### Work instructions
Look for the word "left" in the entries below, then copy every line that has it.
-----
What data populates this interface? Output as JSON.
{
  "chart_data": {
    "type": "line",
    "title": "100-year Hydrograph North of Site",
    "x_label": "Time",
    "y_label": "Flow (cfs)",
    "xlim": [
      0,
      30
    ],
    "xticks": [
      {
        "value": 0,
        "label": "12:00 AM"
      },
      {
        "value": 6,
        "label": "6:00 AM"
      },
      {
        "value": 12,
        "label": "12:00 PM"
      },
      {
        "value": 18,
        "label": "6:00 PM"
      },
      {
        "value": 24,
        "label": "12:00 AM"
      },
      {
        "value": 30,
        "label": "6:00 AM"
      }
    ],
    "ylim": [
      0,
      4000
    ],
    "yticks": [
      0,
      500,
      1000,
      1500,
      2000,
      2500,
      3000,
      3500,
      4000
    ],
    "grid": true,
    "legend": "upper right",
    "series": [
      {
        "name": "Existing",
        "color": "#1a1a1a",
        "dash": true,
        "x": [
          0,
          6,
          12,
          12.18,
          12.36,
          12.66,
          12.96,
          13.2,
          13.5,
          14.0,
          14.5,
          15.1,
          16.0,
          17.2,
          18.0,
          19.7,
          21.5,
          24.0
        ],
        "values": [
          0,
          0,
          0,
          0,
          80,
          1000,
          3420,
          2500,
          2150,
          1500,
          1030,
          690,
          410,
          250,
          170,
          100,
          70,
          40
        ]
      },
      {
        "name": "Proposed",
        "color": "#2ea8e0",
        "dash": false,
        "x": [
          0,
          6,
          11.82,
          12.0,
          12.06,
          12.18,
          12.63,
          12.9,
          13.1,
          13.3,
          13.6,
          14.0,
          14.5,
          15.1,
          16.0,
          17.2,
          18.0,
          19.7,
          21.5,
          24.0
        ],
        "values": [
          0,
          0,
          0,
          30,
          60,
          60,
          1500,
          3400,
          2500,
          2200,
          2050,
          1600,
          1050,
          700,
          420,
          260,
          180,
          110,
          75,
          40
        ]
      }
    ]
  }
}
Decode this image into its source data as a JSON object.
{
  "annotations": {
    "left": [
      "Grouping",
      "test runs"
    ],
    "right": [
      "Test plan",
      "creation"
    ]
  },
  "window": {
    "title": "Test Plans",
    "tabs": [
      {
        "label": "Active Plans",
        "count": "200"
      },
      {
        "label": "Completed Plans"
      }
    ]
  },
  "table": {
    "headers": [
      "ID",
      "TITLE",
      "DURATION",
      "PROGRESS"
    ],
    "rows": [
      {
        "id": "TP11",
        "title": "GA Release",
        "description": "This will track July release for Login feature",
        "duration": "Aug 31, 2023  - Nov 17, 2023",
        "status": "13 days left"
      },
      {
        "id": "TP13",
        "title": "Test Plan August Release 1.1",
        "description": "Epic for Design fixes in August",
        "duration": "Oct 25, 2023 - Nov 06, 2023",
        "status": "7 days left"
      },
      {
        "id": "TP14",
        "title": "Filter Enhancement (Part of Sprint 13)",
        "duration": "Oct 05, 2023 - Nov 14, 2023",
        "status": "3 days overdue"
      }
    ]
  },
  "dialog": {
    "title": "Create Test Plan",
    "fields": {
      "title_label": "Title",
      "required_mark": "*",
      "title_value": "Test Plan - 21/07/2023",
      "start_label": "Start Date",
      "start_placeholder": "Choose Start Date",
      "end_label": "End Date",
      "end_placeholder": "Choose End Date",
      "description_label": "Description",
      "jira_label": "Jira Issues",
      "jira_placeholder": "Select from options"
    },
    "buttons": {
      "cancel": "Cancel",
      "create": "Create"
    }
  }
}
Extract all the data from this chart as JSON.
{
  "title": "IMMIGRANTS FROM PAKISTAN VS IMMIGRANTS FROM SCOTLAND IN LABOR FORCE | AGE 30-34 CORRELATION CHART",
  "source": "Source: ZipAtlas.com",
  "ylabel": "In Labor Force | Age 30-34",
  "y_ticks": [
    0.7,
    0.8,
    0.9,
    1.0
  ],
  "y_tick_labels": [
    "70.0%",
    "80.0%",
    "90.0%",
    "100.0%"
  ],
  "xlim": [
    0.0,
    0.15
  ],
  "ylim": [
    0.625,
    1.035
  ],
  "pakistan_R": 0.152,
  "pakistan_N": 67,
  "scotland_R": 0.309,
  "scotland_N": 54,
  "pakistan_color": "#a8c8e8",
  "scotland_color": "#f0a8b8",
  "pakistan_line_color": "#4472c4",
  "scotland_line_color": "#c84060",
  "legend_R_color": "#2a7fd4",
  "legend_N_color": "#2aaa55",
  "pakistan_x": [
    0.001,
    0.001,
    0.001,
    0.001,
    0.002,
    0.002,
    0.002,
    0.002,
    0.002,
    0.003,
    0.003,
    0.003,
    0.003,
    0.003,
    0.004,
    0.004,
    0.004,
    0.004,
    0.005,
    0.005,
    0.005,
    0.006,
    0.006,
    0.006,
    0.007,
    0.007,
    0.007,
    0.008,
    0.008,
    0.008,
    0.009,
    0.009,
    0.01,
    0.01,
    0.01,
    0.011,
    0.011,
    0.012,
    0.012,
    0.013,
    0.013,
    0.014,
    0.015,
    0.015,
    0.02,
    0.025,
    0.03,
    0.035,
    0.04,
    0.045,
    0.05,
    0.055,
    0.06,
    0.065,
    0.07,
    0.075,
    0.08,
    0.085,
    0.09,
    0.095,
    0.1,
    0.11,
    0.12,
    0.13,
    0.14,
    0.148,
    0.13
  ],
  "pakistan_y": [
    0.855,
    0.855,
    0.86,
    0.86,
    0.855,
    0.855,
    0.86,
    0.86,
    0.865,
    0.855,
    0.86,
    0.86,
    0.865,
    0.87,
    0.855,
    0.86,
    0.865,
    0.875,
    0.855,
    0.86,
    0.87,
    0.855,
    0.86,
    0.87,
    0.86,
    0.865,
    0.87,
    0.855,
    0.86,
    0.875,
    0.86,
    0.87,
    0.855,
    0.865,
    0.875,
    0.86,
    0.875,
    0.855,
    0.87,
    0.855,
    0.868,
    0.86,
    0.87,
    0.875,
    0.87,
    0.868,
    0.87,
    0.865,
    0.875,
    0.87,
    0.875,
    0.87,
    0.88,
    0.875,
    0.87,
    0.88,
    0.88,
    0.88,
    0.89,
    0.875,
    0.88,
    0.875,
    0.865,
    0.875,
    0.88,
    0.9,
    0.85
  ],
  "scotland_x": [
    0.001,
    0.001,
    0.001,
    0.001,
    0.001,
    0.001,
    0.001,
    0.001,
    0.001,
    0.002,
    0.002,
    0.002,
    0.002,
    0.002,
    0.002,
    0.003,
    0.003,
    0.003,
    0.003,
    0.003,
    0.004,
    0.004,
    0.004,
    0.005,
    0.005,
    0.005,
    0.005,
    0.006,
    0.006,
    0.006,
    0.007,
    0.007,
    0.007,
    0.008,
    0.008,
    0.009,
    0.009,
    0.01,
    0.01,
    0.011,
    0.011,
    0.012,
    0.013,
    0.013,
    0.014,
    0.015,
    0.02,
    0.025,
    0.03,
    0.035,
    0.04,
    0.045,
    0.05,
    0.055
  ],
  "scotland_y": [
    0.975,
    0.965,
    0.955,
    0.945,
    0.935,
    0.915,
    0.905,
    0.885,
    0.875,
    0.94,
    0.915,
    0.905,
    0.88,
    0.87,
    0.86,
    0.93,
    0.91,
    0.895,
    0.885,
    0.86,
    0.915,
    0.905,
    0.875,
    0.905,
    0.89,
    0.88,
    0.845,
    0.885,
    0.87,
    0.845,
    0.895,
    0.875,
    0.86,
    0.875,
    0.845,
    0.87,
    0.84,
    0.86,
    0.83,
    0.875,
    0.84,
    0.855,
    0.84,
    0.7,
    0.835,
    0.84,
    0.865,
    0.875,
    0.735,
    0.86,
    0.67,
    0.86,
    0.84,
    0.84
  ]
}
-----
### Result for this task
    "left": [
        "status": "13 days left"
        "status": "7 days left"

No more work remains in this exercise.